Stated problem
The data below should be restated word for word, with every picture omitted.
** START Exercise material **
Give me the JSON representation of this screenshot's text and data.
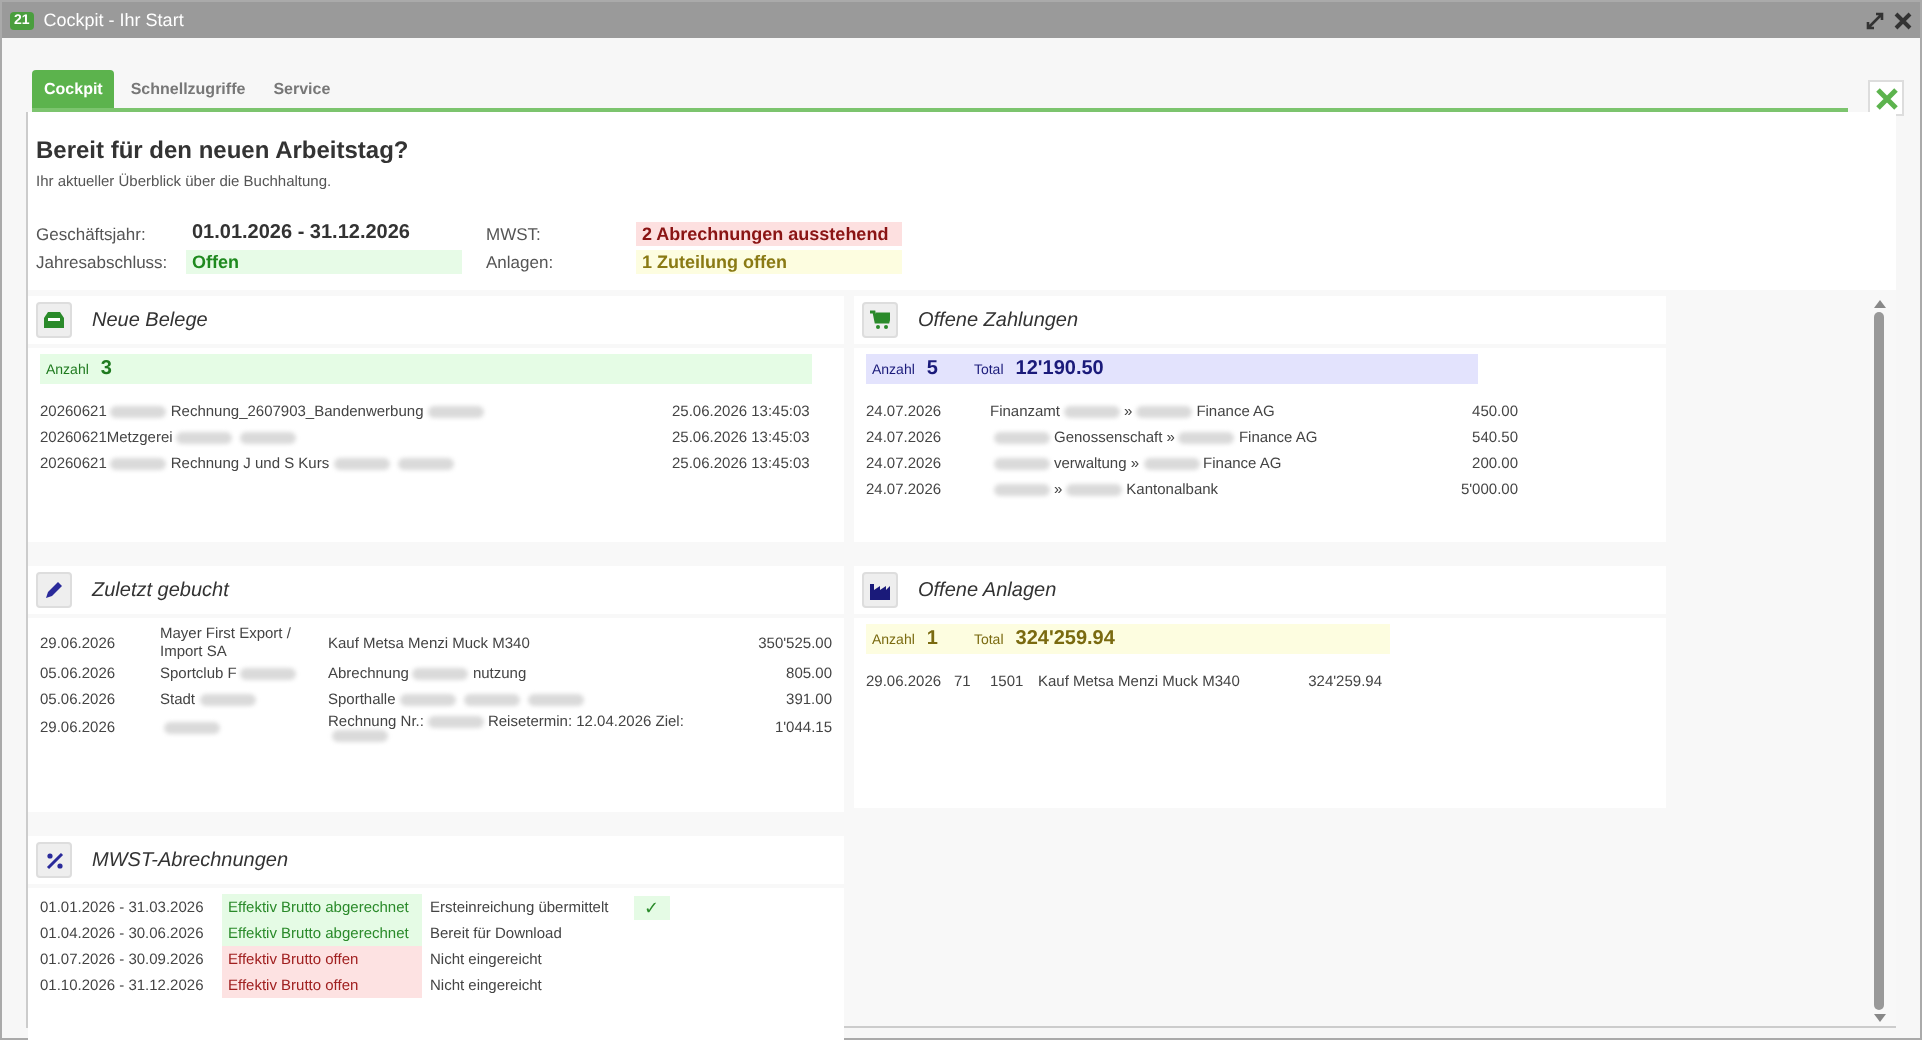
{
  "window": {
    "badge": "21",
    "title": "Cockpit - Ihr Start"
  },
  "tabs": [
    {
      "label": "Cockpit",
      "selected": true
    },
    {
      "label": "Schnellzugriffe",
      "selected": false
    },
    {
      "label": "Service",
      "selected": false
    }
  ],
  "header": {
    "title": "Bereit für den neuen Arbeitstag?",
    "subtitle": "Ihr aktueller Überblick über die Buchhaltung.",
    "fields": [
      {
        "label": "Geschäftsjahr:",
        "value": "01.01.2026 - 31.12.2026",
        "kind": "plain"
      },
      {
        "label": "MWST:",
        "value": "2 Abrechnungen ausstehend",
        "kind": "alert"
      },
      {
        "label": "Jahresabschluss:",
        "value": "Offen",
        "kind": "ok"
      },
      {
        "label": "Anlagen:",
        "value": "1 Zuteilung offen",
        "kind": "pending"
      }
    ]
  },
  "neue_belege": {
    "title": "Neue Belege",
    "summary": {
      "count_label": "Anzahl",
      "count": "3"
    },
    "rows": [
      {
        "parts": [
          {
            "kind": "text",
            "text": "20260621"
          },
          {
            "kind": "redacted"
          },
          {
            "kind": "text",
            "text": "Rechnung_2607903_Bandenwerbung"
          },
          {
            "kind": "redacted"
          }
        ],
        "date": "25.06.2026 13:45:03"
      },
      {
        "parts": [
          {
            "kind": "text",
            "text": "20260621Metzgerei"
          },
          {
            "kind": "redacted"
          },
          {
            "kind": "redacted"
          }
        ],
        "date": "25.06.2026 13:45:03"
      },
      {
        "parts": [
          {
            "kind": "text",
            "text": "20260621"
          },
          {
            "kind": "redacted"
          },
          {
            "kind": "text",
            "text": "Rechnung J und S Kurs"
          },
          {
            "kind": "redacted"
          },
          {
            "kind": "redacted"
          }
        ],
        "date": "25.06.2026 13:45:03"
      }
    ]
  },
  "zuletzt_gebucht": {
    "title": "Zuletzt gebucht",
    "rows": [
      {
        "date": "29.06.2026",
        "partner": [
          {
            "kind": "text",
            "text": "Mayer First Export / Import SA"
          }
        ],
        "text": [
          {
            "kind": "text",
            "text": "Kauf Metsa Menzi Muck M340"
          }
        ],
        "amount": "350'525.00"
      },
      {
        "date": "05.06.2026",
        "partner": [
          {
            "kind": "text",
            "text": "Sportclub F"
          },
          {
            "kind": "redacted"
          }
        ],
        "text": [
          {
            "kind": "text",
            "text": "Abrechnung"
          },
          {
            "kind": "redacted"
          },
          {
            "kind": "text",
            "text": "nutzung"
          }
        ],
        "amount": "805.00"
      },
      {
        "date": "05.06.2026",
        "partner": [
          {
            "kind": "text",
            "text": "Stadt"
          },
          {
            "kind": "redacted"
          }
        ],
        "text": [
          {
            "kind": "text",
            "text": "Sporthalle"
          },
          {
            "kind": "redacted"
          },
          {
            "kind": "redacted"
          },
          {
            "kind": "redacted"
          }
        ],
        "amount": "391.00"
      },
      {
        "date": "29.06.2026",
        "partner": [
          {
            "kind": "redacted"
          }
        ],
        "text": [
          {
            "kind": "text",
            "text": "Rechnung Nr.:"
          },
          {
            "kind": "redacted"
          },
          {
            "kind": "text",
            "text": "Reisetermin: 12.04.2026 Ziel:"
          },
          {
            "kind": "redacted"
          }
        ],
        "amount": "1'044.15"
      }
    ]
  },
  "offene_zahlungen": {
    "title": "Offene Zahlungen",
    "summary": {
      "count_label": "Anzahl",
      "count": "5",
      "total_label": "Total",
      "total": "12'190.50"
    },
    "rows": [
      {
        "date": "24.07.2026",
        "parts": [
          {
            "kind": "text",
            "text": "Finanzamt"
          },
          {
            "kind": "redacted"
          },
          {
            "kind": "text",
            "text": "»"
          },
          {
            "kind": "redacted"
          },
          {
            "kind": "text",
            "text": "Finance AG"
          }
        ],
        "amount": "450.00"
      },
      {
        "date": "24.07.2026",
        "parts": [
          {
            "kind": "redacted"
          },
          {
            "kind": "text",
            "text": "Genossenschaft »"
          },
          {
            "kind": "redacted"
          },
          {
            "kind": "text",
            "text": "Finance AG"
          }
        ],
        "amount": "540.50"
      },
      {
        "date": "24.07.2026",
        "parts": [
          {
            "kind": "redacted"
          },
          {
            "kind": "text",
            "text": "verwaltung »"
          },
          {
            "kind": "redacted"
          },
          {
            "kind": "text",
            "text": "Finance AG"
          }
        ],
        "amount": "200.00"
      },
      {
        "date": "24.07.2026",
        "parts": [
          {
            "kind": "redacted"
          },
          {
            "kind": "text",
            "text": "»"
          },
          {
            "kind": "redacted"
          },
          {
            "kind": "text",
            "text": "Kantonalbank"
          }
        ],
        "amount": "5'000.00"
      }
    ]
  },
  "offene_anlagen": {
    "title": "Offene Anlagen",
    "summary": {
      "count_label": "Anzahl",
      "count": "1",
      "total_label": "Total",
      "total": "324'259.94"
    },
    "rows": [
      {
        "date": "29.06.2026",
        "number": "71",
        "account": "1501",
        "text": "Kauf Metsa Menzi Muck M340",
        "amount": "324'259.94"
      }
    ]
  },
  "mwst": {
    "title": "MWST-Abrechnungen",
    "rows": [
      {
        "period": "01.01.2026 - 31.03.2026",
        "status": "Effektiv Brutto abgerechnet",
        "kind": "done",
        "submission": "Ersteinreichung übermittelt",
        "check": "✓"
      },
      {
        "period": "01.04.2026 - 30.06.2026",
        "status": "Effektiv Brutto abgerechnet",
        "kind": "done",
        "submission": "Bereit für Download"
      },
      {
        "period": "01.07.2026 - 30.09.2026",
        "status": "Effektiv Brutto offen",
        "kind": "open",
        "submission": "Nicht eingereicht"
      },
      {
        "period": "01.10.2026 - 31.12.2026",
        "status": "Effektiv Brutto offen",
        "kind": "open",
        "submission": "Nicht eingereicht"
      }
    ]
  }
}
** END Exercise material **
Output
Give me the JSON representation of this screenshot's text and data.
{
  "window": {
    "badge": "21",
    "title": "Cockpit - Ihr Start"
  },
  "tabs": [
    {
      "label": "Cockpit",
      "selected": true
    },
    {
      "label": "Schnellzugriffe",
      "selected": false
    },
    {
      "label": "Service",
      "selected": false
    }
  ],
  "header": {
    "title": "Bereit für den neuen Arbeitstag?",
    "subtitle": "Ihr aktueller Überblick über die Buchhaltung.",
    "fields": [
      {
        "label": "Geschäftsjahr:",
        "value": "01.01.2026 - 31.12.2026",
        "kind": "plain"
      },
      {
        "label": "MWST:",
        "value": "2 Abrechnungen ausstehend",
        "kind": "alert"
      },
      {
        "label": "Jahresabschluss:",
        "value": "Offen",
        "kind": "ok"
      },
      {
        "label": "Anlagen:",
        "value": "1 Zuteilung offen",
        "kind": "pending"
      }
    ]
  },
  "neue_belege": {
    "title": "Neue Belege",
    "summary": {
      "count_label": "Anzahl",
      "count": "3"
    },
    "rows": [
      {
        "parts": [
          {
            "kind": "text",
            "text": "20260621"
          },
          {
            "kind": "redacted"
          },
          {
            "kind": "text",
            "text": "Rechnung_2607903_Bandenwerbung"
          },
          {
            "kind": "redacted"
          }
        ],
        "date": "25.06.2026 13:45:03"
      },
      {
        "parts": [
          {
            "kind": "text",
            "text": "20260621Metzgerei"
          },
          {
            "kind": "redacted"
          },
          {
            "kind": "redacted"
          }
        ],
        "date": "25.06.2026 13:45:03"
      },
      {
        "parts": [
          {
            "kind": "text",
            "text": "20260621"
          },
          {
            "kind": "redacted"
          },
          {
            "kind": "text",
            "text": "Rechnung J und S Kurs"
          },
          {
            "kind": "redacted"
          },
          {
            "kind": "redacted"
          }
        ],
        "date": "25.06.2026 13:45:03"
      }
    ]
  },
  "zuletzt_gebucht": {
    "title": "Zuletzt gebucht",
    "rows": [
      {
        "date": "29.06.2026",
        "partner": [
          {
            "kind": "text",
            "text": "Mayer First Export / Import SA"
          }
        ],
        "text": [
          {
            "kind": "text",
            "text": "Kauf Metsa Menzi Muck M340"
          }
        ],
        "amount": "350'525.00"
      },
      {
        "date": "05.06.2026",
        "partner": [
          {
            "kind": "text",
            "text": "Sportclub F"
          },
          {
            "kind": "redacted"
          }
        ],
        "text": [
          {
            "kind": "text",
            "text": "Abrechnung"
          },
          {
            "kind": "redacted"
          },
          {
            "kind": "text",
            "text": "nutzung"
          }
        ],
        "amount": "805.00"
      },
      {
        "date": "05.06.2026",
        "partner": [
          {
            "kind": "text",
            "text": "Stadt"
          },
          {
            "kind": "redacted"
          }
        ],
        "text": [
          {
            "kind": "text",
            "text": "Sporthalle"
          },
          {
            "kind": "redacted"
          },
          {
            "kind": "redacted"
          },
          {
            "kind": "redacted"
          }
        ],
        "amount": "391.00"
      },
      {
        "date": "29.06.2026",
        "partner": [
          {
            "kind": "redacted"
          }
        ],
        "text": [
          {
            "kind": "text",
            "text": "Rechnung Nr.:"
          },
          {
            "kind": "redacted"
          },
          {
            "kind": "text",
            "text": "Reisetermin: 12.04.2026 Ziel:"
          },
          {
            "kind": "redacted"
          }
        ],
        "amount": "1'044.15"
      }
    ]
  },
  "offene_zahlungen": {
    "title": "Offene Zahlungen",
    "summary": {
      "count_label": "Anzahl",
      "count": "5",
      "total_label": "Total",
      "total": "12'190.50"
    },
    "rows": [
      {
        "date": "24.07.2026",
        "parts": [
          {
            "kind": "text",
            "text": "Finanzamt"
          },
          {
            "kind": "redacted"
          },
          {
            "kind": "text",
            "text": "»"
          },
          {
            "kind": "redacted"
          },
          {
            "kind": "text",
            "text": "Finance AG"
          }
        ],
        "amount": "450.00"
      },
      {
        "date": "24.07.2026",
        "parts": [
          {
            "kind": "redacted"
          },
          {
            "kind": "text",
            "text": "Genossenschaft »"
          },
          {
            "kind": "redacted"
          },
          {
            "kind": "text",
            "text": "Finance AG"
          }
        ],
        "amount": "540.50"
      },
      {
        "date": "24.07.2026",
        "parts": [
          {
            "kind": "redacted"
          },
          {
            "kind": "text",
            "text": "verwaltung »"
          },
          {
            "kind": "redacted"
          },
          {
            "kind": "text",
            "text": "Finance AG"
          }
        ],
        "amount": "200.00"
      },
      {
        "date": "24.07.2026",
        "parts": [
          {
            "kind": "redacted"
          },
          {
            "kind": "text",
            "text": "»"
          },
          {
            "kind": "redacted"
          },
          {
            "kind": "text",
            "text": "Kantonalbank"
          }
        ],
        "amount": "5'000.00"
      }
    ]
  },
  "offene_anlagen": {
    "title": "Offene Anlagen",
    "summary": {
      "count_label": "Anzahl",
      "count": "1",
      "total_label": "Total",
      "total": "324'259.94"
    },
    "rows": [
      {
        "date": "29.06.2026",
        "number": "71",
        "account": "1501",
        "text": "Kauf Metsa Menzi Muck M340",
        "amount": "324'259.94"
      }
    ]
  },
  "mwst": {
    "title": "MWST-Abrechnungen",
    "rows": [
      {
        "period": "01.01.2026 - 31.03.2026",
        "status": "Effektiv Brutto abgerechnet",
        "kind": "done",
        "submission": "Ersteinreichung übermittelt",
        "check": "✓"
      },
      {
        "period": "01.04.2026 - 30.06.2026",
        "status": "Effektiv Brutto abgerechnet",
        "kind": "done",
        "submission": "Bereit für Download"
      },
      {
        "period": "01.07.2026 - 30.09.2026",
        "status": "Effektiv Brutto offen",
        "kind": "open",
        "submission": "Nicht eingereicht"
      },
      {
        "period": "01.10.2026 - 31.12.2026",
        "status": "Effektiv Brutto offen",
        "kind": "open",
        "submission": "Nicht eingereicht"
      }
    ]
  }
}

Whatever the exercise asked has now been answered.